▸ Supplied data
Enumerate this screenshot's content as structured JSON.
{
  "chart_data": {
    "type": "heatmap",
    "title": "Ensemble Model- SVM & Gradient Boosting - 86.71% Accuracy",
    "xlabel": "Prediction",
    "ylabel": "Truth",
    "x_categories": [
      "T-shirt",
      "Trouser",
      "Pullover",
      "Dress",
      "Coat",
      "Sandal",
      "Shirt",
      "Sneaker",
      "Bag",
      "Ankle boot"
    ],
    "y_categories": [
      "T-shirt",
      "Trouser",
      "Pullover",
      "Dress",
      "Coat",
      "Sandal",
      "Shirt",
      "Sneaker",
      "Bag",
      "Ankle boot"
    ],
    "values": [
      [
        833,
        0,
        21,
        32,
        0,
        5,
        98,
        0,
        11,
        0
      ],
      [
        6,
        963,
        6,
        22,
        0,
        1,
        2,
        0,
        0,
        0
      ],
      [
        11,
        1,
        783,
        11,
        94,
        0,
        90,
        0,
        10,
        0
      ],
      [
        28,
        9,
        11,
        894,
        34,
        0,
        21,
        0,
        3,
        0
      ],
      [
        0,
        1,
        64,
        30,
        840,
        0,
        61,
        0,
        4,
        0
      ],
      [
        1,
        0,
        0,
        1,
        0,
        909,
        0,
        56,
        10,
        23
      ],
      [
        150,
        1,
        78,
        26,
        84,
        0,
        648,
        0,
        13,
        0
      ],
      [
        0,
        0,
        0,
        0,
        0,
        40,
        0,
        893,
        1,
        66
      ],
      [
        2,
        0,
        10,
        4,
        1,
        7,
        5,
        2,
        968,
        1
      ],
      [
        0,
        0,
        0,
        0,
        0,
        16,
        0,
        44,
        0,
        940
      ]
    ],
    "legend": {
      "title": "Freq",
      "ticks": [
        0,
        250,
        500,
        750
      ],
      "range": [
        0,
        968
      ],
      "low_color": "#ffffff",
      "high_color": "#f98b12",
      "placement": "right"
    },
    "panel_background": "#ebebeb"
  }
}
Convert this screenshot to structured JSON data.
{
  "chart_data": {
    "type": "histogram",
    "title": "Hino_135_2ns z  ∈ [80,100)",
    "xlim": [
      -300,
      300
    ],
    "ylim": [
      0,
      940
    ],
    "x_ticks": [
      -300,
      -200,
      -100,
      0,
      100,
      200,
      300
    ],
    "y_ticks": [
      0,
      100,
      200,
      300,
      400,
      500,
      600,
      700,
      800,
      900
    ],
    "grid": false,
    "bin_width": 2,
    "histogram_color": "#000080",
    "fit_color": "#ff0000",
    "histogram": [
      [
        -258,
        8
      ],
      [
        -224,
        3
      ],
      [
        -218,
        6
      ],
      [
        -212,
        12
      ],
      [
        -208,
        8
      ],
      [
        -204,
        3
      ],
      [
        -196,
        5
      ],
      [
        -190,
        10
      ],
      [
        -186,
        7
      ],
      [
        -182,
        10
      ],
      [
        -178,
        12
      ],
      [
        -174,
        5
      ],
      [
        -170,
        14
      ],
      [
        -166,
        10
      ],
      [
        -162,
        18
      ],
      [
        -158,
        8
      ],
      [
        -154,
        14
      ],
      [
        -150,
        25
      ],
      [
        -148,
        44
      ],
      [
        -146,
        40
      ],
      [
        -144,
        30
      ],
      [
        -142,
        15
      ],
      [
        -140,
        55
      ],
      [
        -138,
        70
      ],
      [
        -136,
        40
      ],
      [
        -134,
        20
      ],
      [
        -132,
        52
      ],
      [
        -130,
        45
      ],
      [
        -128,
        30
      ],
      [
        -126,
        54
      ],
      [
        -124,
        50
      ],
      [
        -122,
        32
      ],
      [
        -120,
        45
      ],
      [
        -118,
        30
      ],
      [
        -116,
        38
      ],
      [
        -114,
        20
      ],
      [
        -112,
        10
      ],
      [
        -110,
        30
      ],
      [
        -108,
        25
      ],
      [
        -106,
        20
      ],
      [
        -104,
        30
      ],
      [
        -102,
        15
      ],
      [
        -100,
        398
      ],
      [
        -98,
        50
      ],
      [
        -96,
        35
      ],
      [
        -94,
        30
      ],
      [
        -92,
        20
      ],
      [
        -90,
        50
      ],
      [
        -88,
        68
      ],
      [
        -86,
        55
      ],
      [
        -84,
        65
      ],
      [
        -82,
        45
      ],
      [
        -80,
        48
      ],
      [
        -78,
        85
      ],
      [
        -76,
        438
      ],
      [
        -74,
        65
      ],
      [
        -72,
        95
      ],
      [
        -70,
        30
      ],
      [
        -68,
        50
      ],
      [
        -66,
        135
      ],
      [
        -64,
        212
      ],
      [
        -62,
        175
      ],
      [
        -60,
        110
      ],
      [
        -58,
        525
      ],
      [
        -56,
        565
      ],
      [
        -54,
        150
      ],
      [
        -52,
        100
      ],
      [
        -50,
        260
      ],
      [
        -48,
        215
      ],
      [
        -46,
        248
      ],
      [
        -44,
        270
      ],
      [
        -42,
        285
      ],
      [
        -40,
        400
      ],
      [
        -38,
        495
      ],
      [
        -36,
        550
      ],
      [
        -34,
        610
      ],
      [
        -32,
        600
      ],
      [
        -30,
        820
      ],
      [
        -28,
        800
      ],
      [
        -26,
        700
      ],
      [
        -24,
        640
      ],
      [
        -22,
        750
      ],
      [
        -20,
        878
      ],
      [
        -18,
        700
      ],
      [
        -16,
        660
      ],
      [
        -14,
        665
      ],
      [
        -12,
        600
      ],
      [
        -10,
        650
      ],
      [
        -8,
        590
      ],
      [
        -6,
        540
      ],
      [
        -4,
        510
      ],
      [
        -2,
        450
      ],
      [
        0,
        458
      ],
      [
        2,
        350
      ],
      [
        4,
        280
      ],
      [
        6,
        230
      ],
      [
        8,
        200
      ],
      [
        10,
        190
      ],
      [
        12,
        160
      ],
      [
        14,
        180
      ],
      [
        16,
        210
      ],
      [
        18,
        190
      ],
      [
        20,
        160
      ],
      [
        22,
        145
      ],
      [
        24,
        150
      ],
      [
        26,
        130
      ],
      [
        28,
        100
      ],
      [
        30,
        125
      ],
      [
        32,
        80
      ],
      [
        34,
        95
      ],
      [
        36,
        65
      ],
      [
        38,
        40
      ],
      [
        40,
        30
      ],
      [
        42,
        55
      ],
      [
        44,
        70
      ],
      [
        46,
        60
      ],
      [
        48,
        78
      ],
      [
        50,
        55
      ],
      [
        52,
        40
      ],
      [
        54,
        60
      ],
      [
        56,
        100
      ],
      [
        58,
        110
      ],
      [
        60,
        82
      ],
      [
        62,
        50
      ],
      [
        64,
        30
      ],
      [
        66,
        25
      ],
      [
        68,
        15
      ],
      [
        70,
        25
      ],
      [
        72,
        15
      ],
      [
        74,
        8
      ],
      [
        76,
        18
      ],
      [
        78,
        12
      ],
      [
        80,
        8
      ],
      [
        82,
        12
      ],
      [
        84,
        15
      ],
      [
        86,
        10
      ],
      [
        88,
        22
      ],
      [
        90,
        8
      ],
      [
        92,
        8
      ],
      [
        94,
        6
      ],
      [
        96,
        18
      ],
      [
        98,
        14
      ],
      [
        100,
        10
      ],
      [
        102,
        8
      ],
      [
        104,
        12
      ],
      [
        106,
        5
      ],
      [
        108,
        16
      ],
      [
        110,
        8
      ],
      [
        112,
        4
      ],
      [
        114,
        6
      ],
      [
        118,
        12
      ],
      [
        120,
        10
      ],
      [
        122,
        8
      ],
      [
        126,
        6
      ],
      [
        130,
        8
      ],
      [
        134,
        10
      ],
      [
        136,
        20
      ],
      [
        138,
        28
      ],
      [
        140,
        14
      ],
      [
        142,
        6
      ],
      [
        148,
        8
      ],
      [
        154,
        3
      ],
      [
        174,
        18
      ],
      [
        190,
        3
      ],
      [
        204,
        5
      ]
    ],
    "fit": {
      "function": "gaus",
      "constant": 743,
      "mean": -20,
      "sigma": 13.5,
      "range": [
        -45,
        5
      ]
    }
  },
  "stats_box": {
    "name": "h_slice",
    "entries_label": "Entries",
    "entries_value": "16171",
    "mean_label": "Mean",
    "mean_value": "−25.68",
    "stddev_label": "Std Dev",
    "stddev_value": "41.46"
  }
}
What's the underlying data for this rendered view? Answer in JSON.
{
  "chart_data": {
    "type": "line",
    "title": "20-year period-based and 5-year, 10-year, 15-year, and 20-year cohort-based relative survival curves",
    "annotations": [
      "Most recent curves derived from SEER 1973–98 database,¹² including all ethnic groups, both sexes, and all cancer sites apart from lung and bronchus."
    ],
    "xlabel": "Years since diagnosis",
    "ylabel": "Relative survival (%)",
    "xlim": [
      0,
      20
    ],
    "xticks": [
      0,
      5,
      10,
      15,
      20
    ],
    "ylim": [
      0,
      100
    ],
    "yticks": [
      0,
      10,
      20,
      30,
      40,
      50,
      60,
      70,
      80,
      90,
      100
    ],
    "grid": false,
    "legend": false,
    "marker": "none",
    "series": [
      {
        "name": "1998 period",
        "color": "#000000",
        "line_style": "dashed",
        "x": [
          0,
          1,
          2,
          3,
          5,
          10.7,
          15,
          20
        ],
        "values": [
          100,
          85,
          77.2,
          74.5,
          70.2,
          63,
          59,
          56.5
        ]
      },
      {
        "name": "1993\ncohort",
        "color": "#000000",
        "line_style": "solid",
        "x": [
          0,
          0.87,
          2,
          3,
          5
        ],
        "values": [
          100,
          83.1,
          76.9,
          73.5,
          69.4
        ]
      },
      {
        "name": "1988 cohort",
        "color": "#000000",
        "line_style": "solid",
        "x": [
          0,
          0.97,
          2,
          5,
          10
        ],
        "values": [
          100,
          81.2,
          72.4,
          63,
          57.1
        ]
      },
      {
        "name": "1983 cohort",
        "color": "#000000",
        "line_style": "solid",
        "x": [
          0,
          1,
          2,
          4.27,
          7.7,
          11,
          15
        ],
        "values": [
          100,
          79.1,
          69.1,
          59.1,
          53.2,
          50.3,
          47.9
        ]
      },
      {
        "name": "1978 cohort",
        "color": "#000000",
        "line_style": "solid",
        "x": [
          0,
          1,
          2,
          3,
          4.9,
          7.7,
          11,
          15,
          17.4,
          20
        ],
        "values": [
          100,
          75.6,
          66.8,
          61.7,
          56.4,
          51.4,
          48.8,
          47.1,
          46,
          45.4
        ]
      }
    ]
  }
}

▸ Problem to work on
Look through the listing and extract every line with "xlabel" in it.

▸ Response below
    "xlabel": "Prediction",
    "xlabel": "Years since diagnosis",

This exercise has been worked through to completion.